## What is required
Every record below should be transcribed exactly. Omit the images.

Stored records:
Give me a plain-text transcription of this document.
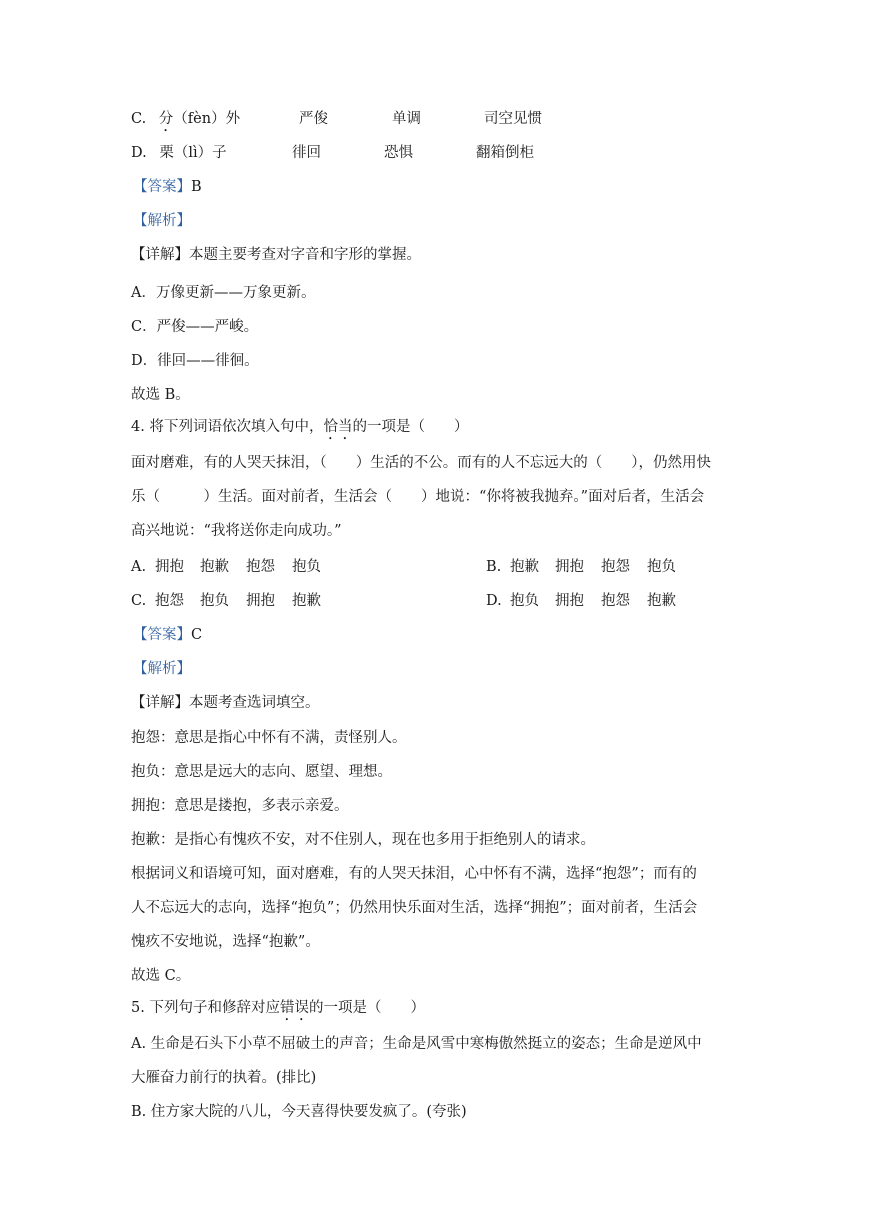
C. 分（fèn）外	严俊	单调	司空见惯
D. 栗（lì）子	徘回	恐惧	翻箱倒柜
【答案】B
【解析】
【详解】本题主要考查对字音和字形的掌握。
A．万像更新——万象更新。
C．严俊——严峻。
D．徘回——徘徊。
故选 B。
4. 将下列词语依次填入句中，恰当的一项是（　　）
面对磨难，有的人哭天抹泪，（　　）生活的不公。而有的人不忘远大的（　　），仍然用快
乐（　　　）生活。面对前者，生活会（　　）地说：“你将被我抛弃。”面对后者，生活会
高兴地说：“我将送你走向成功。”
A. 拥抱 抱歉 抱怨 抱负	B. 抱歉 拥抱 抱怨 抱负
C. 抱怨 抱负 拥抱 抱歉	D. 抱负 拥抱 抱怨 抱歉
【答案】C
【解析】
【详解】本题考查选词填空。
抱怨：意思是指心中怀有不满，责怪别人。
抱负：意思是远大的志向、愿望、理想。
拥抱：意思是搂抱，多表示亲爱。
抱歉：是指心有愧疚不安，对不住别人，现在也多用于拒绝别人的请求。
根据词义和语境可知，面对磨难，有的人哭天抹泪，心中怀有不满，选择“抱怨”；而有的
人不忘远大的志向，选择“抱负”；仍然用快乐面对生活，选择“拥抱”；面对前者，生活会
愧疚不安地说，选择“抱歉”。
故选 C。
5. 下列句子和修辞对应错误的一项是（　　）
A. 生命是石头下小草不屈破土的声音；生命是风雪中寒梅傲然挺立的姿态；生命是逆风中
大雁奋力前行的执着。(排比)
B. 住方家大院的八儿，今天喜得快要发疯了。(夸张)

## Solution to the problem
Give me a plain-text transcription of this document.
C. 分（fèn）外	严俊	单调	司空见惯
D. 栗（lì）子	徘回	恐惧	翻箱倒柜
【答案】B
【解析】
【详解】本题主要考查对字音和字形的掌握。
A．万像更新——万象更新。
C．严俊——严峻。
D．徘回——徘徊。
故选 B。
4. 将下列词语依次填入句中，恰当的一项是（　　）
面对磨难，有的人哭天抹泪，（　　）生活的不公。而有的人不忘远大的（　　），仍然用快
乐（　　　）生活。面对前者，生活会（　　）地说：“你将被我抛弃。”面对后者，生活会
高兴地说：“我将送你走向成功。”
A. 拥抱 抱歉 抱怨 抱负	B. 抱歉 拥抱 抱怨 抱负
C. 抱怨 抱负 拥抱 抱歉	D. 抱负 拥抱 抱怨 抱歉
【答案】C
【解析】
【详解】本题考查选词填空。
抱怨：意思是指心中怀有不满，责怪别人。
抱负：意思是远大的志向、愿望、理想。
拥抱：意思是搂抱，多表示亲爱。
抱歉：是指心有愧疚不安，对不住别人，现在也多用于拒绝别人的请求。
根据词义和语境可知，面对磨难，有的人哭天抹泪，心中怀有不满，选择“抱怨”；而有的
人不忘远大的志向，选择“抱负”；仍然用快乐面对生活，选择“拥抱”；面对前者，生活会
愧疚不安地说，选择“抱歉”。
故选 C。
5. 下列句子和修辞对应错误的一项是（　　）
A. 生命是石头下小草不屈破土的声音；生命是风雪中寒梅傲然挺立的姿态；生命是逆风中
大雁奋力前行的执着。(排比)
B. 住方家大院的八儿，今天喜得快要发疯了。(夸张)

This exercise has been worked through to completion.